## What needs to be done
Whenever a line contains the string "Cuticular", copy it out of the entries.

## Entries from a dataset
»»

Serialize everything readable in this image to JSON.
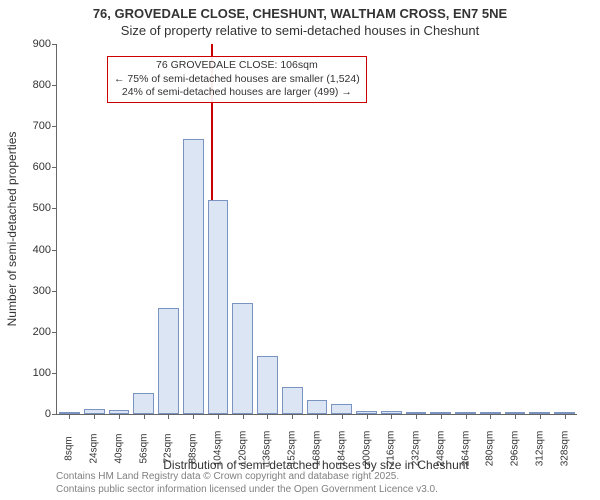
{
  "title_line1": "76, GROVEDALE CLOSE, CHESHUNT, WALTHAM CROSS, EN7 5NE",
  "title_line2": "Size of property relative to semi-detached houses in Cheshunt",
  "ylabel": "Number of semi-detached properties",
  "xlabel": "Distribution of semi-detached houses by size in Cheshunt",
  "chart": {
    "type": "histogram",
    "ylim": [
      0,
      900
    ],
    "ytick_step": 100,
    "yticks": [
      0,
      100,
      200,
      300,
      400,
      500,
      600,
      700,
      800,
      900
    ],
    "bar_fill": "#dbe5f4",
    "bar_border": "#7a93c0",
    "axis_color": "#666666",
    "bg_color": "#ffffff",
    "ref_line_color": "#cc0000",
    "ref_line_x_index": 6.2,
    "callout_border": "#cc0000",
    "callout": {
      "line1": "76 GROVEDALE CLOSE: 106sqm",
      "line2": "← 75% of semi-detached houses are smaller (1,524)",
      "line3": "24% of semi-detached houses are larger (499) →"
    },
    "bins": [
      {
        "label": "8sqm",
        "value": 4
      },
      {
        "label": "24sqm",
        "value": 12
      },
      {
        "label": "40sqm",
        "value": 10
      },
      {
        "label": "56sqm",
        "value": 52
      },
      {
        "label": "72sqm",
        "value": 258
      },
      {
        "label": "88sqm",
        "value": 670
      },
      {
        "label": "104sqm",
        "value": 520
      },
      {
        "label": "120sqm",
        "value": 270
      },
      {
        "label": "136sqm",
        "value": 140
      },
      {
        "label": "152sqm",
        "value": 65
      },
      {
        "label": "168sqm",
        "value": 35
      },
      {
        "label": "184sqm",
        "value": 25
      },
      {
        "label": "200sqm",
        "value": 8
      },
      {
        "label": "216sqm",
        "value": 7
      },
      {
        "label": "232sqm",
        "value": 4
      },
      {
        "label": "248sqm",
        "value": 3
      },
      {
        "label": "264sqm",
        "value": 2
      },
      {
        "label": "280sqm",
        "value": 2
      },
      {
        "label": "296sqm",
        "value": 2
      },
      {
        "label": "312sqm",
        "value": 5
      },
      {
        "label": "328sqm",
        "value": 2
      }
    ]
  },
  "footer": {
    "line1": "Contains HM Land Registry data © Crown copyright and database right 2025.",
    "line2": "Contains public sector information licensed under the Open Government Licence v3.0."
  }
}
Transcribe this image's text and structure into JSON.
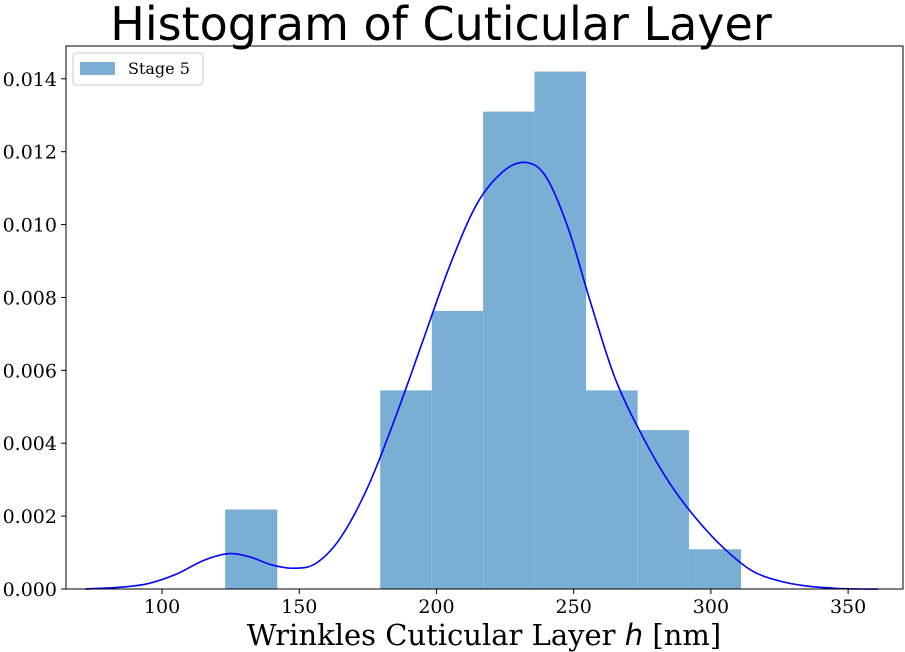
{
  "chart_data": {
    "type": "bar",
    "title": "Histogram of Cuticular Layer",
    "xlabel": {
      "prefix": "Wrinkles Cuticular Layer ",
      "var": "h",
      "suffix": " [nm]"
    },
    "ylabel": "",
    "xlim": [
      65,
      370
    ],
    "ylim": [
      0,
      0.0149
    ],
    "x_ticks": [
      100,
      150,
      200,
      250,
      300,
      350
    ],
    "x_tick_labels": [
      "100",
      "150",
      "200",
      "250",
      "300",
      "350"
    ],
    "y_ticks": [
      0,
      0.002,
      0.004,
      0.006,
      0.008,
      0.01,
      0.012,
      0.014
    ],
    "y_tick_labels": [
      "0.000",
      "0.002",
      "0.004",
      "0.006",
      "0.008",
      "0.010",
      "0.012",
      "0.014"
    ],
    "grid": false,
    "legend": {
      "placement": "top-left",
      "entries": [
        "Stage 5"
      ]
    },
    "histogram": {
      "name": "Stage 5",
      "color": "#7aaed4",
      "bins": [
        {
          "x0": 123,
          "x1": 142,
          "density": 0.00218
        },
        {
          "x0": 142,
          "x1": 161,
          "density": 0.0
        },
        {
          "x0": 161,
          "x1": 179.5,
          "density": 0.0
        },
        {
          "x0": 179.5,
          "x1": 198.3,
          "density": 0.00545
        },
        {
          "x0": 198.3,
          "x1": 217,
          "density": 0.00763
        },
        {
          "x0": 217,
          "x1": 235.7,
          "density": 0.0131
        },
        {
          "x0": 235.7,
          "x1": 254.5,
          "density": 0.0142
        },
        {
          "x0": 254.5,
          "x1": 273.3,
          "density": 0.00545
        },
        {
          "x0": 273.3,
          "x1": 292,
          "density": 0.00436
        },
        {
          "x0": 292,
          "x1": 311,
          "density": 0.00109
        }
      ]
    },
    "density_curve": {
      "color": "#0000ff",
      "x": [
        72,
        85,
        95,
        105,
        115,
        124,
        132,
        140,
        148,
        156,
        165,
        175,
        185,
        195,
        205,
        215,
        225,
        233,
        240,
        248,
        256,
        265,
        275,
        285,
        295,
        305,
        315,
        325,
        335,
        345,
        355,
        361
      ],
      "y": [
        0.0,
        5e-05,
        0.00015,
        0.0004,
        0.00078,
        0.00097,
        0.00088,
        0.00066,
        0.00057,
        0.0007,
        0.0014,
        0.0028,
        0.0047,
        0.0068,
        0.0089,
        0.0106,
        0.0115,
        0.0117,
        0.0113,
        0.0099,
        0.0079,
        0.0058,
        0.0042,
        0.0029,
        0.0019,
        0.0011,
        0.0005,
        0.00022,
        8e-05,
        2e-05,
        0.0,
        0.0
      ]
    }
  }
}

««

## Exercise answer
    "title": "Histogram of Cuticular Layer",
      "prefix": "Wrinkles Cuticular Layer ",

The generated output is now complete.